(Your goal):
Check each line of the records for "расходования"; collect those that have it.
================================
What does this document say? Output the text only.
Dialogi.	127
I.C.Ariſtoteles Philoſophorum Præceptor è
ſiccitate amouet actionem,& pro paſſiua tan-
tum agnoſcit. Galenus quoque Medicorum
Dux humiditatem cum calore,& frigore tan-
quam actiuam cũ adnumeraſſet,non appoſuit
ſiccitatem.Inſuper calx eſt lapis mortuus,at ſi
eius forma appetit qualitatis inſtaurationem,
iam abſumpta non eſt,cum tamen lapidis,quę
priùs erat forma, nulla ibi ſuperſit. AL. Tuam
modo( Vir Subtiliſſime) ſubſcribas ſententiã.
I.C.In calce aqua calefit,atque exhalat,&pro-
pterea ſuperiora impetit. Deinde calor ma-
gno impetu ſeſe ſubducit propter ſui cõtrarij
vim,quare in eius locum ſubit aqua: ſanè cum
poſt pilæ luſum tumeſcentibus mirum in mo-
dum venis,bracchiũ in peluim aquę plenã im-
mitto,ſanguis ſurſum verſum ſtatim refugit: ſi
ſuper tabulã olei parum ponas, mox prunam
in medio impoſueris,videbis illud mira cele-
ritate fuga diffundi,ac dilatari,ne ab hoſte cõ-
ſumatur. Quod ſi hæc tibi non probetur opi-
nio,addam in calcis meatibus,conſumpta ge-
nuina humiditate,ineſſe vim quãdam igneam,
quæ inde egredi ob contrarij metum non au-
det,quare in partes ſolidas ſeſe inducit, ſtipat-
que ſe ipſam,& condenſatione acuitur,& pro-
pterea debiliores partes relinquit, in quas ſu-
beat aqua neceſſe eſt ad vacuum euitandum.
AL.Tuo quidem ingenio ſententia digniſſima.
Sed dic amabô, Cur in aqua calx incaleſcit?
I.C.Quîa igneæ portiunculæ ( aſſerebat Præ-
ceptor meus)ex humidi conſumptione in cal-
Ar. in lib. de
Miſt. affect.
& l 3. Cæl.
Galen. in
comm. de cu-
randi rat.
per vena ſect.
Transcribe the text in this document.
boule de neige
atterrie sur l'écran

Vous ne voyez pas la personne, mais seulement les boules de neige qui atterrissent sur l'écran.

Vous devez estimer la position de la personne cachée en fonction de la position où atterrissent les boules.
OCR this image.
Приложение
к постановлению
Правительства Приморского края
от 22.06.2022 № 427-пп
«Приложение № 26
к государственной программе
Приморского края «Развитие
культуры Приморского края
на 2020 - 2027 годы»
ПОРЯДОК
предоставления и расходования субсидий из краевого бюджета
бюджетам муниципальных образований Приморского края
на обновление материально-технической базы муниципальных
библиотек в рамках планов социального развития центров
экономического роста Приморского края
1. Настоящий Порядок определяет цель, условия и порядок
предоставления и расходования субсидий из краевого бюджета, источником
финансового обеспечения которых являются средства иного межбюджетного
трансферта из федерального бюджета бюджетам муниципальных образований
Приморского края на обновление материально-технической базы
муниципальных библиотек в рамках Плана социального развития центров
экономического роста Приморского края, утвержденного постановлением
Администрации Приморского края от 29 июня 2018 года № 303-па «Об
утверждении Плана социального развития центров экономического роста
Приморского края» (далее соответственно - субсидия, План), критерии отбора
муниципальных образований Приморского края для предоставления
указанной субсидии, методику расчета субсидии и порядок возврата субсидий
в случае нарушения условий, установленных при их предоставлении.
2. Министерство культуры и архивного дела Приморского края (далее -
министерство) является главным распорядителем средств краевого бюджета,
================================
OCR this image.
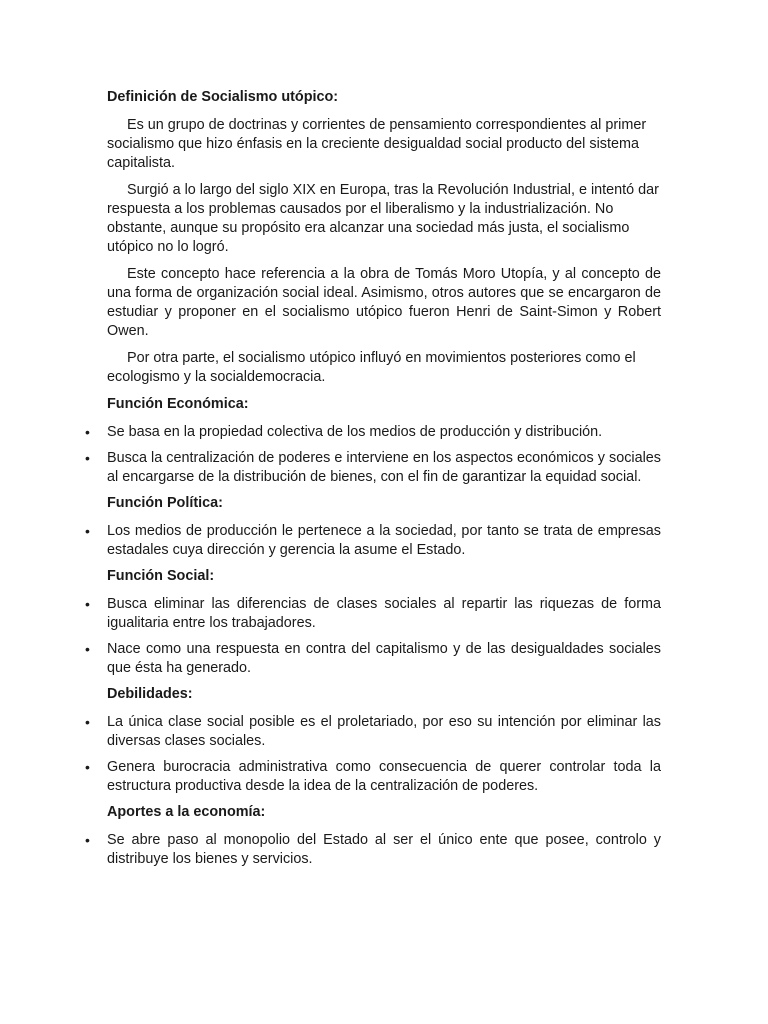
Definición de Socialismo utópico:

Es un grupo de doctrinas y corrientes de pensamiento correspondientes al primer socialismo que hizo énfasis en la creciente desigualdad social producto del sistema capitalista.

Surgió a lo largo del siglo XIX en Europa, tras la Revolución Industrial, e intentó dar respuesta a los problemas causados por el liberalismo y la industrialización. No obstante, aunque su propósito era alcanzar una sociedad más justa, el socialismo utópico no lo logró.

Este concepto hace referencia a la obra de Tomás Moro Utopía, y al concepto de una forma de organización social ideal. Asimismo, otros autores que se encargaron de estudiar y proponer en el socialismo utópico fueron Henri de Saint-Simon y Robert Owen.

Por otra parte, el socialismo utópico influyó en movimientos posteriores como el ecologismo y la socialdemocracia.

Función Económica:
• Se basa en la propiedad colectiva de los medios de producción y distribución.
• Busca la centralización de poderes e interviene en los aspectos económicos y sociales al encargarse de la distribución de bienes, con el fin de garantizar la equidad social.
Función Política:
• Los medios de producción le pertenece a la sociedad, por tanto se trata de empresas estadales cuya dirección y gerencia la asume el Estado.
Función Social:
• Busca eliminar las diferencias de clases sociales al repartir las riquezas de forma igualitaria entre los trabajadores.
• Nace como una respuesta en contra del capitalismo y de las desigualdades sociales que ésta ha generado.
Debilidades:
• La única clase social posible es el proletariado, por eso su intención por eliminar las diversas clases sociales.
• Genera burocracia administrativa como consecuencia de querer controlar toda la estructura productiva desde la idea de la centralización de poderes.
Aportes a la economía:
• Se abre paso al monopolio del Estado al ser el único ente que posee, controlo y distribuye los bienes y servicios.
================================
(Finished task):
предоставления и расходования субсидий из краевого бюджета
предоставления и расходования субсидий из краевого бюджета, источником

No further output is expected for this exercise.